Supplied passage:

The Argentina Investment Report for April 20, 2016

By Patrick Archer

BUENOS AIRES – Argentina tested the international debt waters on Monday and received offers over four times greater than the US$15 billion needed to settle with the holdouts. The news is summarized in an excellent analysis in today’s iProfesional by Mariano Jaimovich titled “The Fever for Argentine Bonds Encourages Local Operators.” Jaimovich says renewed optimism stems from the US$67 billion in offers Argentina received on Monday. “The successful placement of Argentine bonds could generate a local boom in the short-term attracting billions of dollars.” The investors will come as soon as Argentina is upgraded to “emerging market” status on Morgan Stanley’s MSCI index. A Raymond James report forecasts demand for Argentine bonds will be between US$6.4 and US$18.85 billion. (iProfesional)

NEW YORK – Moody’s Investors Service has raised its rating on Argentine debt to “B3” from a previous rating of “Caa1” based on the expectation the country will resolve the unresolved issue with the holdouts. Moody’s, which issued a “Stable” outlook for Argentina, also based its decision on better economic policies since the election of Mauricio Macri in December. “These upgrades will lead to more investors adding Argentine bonds to their portfolios, although we are still far from the desired investment grade,” concludes Ambito Financiero which predicted the upgrade last month and anticipates a similar upgrade from S&P. (Ambito Financiero)

Raw data:
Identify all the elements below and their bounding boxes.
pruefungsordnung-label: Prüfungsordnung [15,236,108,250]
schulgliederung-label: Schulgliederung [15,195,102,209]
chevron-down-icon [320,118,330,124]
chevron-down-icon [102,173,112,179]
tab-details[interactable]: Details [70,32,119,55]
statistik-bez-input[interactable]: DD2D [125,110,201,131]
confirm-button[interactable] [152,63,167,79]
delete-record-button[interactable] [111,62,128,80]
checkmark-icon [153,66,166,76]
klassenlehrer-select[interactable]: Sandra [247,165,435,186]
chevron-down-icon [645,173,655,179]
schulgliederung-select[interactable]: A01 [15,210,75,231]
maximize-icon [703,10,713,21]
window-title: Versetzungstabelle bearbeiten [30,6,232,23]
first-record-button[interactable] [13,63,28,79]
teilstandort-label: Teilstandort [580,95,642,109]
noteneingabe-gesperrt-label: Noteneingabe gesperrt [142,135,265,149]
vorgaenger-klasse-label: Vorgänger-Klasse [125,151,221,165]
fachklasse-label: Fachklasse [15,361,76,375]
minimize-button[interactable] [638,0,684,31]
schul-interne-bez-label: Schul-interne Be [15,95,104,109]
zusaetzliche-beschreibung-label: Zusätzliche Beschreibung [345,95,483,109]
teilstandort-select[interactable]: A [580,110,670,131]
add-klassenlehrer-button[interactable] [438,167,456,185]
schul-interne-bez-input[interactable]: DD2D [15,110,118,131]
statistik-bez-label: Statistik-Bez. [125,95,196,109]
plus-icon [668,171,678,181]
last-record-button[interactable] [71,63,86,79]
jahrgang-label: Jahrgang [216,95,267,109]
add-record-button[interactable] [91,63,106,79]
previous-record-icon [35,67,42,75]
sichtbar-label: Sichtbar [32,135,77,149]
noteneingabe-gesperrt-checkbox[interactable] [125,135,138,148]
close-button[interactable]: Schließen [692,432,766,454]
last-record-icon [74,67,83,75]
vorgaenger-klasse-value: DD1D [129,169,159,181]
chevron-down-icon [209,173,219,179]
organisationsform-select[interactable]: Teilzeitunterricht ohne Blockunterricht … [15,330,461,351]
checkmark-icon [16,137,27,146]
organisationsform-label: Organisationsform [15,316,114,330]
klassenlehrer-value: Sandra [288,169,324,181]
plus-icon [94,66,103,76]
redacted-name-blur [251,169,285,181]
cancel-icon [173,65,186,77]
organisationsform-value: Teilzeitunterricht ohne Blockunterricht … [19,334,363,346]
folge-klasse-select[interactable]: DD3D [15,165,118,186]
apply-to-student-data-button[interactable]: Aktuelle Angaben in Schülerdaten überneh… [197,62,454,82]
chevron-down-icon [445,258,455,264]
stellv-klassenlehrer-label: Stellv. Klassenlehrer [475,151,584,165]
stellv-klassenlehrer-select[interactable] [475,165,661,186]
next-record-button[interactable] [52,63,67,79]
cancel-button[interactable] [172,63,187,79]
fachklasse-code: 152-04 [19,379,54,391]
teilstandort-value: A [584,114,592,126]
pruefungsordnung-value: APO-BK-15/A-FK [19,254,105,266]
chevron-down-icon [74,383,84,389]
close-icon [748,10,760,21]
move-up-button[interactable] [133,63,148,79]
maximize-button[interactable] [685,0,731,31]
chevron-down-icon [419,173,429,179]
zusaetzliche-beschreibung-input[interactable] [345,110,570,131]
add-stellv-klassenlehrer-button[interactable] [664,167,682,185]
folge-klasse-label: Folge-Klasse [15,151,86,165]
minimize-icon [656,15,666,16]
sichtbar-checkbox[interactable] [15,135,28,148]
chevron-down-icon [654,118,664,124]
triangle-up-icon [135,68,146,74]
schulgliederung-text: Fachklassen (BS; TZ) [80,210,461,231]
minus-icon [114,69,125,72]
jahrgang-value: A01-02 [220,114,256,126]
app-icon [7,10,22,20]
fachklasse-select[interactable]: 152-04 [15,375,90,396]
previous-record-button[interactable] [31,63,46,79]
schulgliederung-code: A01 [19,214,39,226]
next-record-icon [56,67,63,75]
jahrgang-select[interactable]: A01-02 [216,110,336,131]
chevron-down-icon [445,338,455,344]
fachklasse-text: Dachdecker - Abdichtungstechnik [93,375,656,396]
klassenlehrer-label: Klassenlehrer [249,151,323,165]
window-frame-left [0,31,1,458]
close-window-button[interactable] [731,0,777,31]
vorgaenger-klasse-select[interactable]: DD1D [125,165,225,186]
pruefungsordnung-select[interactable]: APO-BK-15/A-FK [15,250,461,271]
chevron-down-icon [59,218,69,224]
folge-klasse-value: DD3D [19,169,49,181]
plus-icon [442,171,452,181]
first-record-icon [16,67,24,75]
...
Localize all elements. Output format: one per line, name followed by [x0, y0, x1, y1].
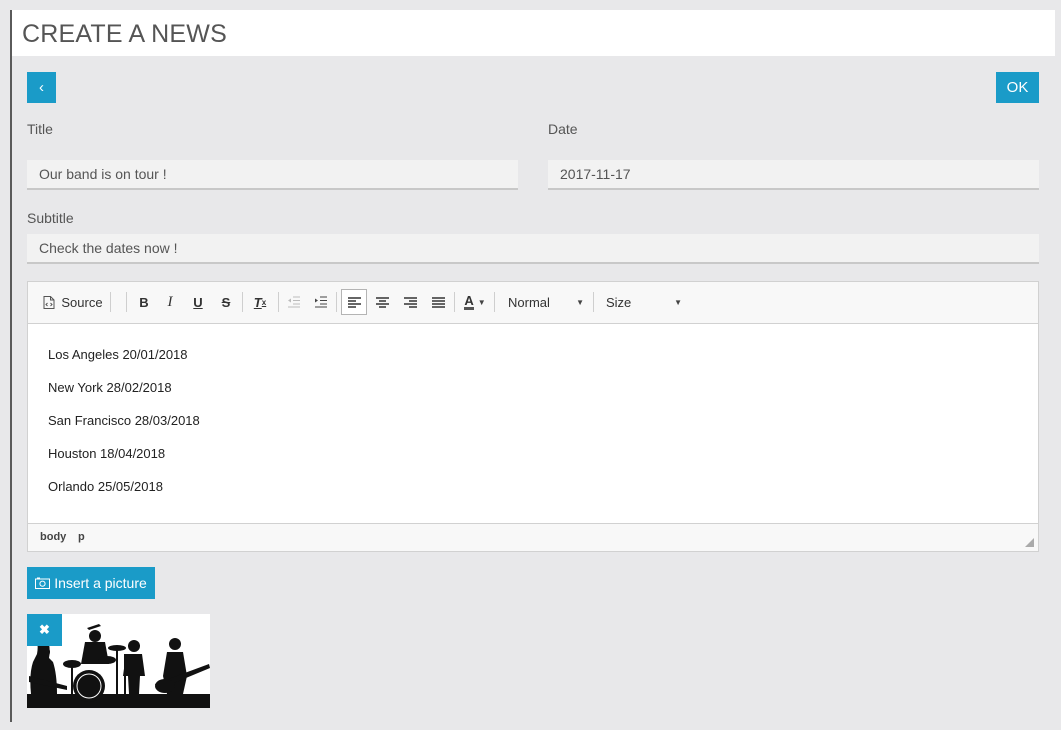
...
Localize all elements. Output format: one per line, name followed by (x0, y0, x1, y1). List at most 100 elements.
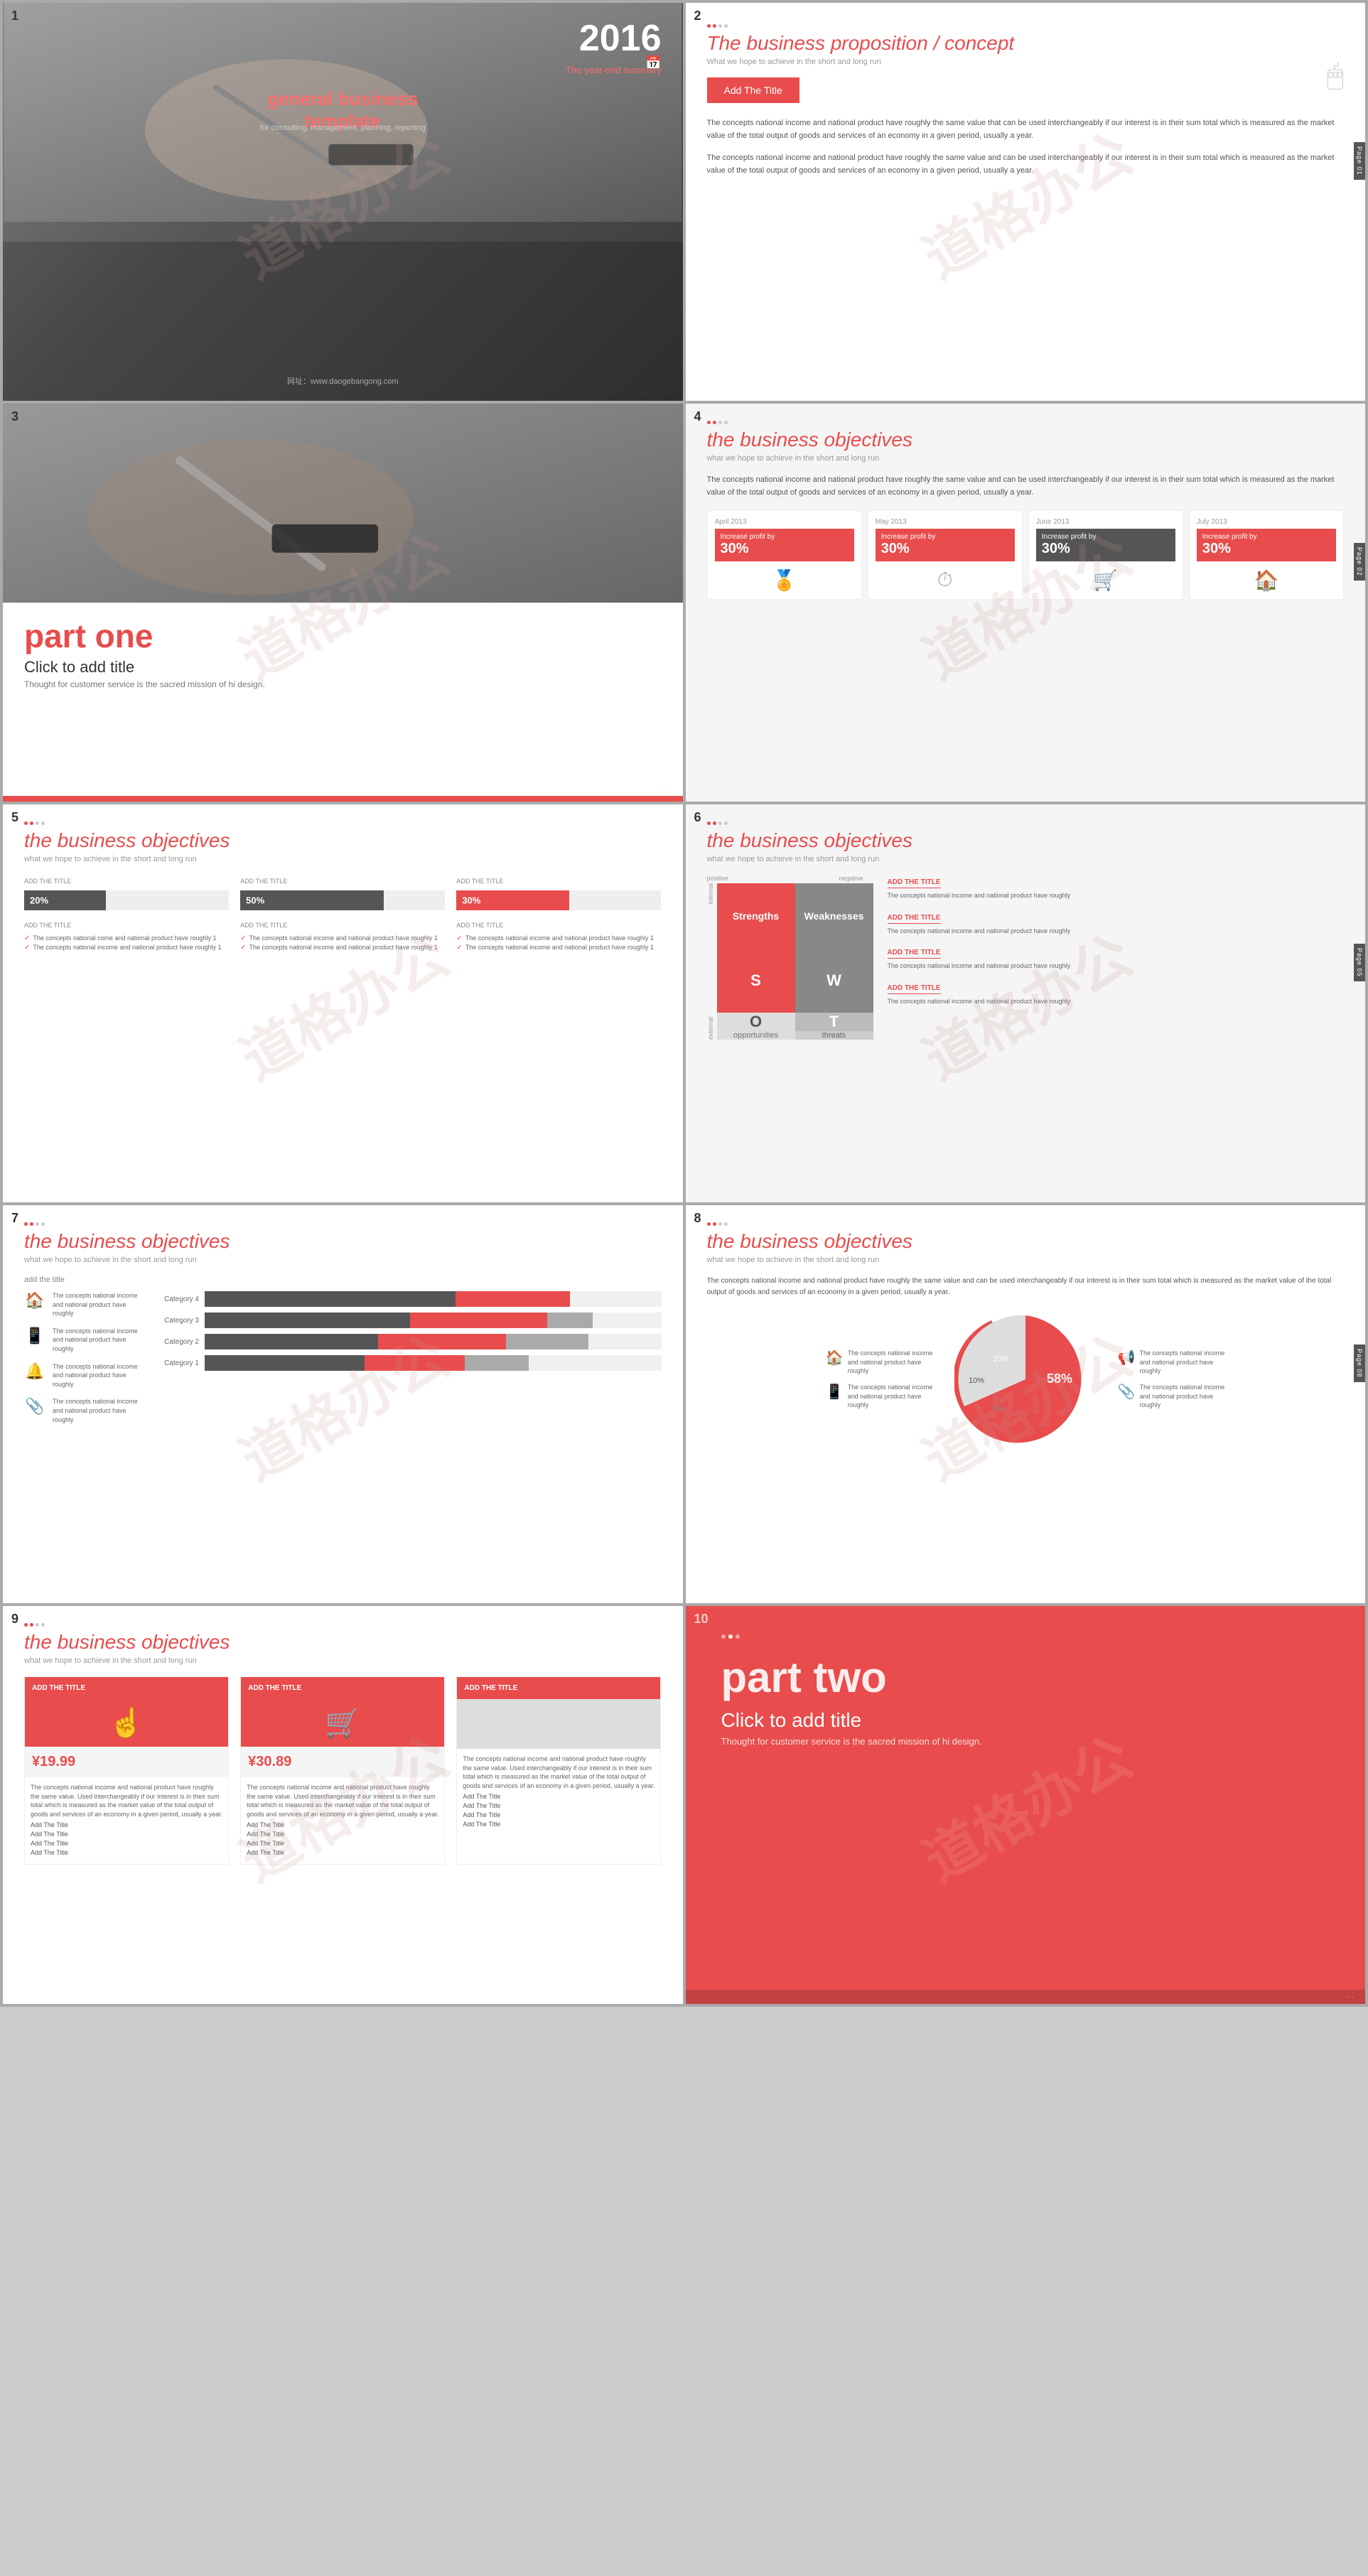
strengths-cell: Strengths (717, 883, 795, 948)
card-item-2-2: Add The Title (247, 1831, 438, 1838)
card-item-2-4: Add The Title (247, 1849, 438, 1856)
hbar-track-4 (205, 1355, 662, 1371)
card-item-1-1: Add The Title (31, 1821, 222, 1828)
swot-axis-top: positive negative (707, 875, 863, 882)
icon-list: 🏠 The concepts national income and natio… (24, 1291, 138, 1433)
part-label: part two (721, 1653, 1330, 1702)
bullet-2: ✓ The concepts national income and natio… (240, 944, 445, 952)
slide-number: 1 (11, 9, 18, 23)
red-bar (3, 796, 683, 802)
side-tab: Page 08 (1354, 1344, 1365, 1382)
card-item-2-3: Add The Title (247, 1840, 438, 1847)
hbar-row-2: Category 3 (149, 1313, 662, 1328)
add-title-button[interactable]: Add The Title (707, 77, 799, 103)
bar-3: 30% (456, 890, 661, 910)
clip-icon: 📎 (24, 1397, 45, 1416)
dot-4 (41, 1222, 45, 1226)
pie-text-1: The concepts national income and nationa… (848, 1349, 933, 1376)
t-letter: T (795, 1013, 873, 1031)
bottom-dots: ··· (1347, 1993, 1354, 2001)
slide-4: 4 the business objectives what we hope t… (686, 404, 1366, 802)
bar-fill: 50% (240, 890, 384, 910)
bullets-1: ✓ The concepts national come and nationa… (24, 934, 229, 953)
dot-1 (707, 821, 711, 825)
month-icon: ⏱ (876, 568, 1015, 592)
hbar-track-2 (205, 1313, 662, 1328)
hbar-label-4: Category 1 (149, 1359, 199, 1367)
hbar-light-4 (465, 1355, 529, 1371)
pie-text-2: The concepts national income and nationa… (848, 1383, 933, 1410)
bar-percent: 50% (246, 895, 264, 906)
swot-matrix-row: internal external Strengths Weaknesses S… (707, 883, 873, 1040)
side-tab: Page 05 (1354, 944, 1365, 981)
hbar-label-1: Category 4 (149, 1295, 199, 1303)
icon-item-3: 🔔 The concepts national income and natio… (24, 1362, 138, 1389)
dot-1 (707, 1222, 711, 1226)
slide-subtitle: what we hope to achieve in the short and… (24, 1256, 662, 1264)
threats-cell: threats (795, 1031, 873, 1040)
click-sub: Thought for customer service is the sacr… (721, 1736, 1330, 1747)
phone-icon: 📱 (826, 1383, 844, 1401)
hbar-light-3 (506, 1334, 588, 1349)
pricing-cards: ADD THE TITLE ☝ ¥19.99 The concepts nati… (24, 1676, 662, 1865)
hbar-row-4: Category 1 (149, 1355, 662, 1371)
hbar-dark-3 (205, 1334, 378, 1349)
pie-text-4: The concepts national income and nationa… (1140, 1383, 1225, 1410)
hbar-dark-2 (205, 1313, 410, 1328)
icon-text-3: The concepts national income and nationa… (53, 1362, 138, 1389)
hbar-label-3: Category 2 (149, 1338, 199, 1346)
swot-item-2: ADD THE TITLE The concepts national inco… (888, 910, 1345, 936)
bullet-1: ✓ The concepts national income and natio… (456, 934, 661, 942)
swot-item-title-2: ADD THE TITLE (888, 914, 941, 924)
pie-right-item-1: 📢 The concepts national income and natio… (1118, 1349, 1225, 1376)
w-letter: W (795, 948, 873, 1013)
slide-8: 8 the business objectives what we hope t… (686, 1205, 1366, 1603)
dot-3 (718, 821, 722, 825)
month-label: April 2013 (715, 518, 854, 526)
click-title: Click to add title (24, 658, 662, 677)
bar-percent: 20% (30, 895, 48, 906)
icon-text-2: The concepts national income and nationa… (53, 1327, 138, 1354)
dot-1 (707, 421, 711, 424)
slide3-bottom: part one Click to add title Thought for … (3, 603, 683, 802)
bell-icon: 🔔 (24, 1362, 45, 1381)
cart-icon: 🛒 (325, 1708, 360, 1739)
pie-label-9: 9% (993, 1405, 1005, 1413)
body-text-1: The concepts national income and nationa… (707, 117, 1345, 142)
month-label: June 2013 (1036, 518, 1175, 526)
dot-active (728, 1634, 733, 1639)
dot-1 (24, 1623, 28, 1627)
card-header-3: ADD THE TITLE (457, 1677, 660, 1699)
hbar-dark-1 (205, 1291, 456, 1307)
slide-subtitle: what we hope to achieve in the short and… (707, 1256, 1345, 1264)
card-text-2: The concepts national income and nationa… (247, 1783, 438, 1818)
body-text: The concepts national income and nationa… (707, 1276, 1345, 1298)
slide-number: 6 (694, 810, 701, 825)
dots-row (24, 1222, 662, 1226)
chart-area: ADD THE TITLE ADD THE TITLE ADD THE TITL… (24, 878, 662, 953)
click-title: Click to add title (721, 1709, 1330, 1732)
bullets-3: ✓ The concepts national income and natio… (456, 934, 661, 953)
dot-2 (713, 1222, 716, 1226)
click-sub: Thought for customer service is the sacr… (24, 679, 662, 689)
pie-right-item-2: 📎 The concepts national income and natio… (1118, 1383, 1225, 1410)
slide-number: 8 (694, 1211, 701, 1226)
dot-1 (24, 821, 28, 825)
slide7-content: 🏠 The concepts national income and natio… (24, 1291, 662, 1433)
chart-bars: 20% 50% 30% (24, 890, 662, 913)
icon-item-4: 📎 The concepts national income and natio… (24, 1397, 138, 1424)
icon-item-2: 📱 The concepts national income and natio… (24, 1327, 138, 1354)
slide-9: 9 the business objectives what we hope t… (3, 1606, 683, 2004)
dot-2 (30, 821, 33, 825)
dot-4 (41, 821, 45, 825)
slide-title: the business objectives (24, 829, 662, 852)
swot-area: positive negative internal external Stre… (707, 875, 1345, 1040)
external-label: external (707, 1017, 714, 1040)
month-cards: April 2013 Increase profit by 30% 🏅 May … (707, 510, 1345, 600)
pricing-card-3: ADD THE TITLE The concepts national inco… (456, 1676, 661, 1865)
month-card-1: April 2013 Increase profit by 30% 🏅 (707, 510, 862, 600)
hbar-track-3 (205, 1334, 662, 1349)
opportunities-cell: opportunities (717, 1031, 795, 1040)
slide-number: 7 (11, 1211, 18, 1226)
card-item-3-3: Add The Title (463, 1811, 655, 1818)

Parts of the exercise:
- a) Name every person mentioned in the Argentina investment report.
- b) In the Argentina investment report, what was Moody's rating on Argentine debt before it was raised to "B3"?
- c) Translate this sentence from the Argentina investment report into Spanish: "Moody’s, which issued a “Stable” outlook for Argentina, also based its decision on better economic policies since the election of Mauricio Macri in December."
Answer using only the text; the entries are not needed.

Task answers:
- a) Patrick Archer, Mariano Jaimovich, Mauricio Macri

- b) Caa1

- c) Moody's, que emitió una perspectiva «estable» para Argentina, también basó su decisión en mejores políticas económicas desde la elección de Mauricio Macri en diciembre.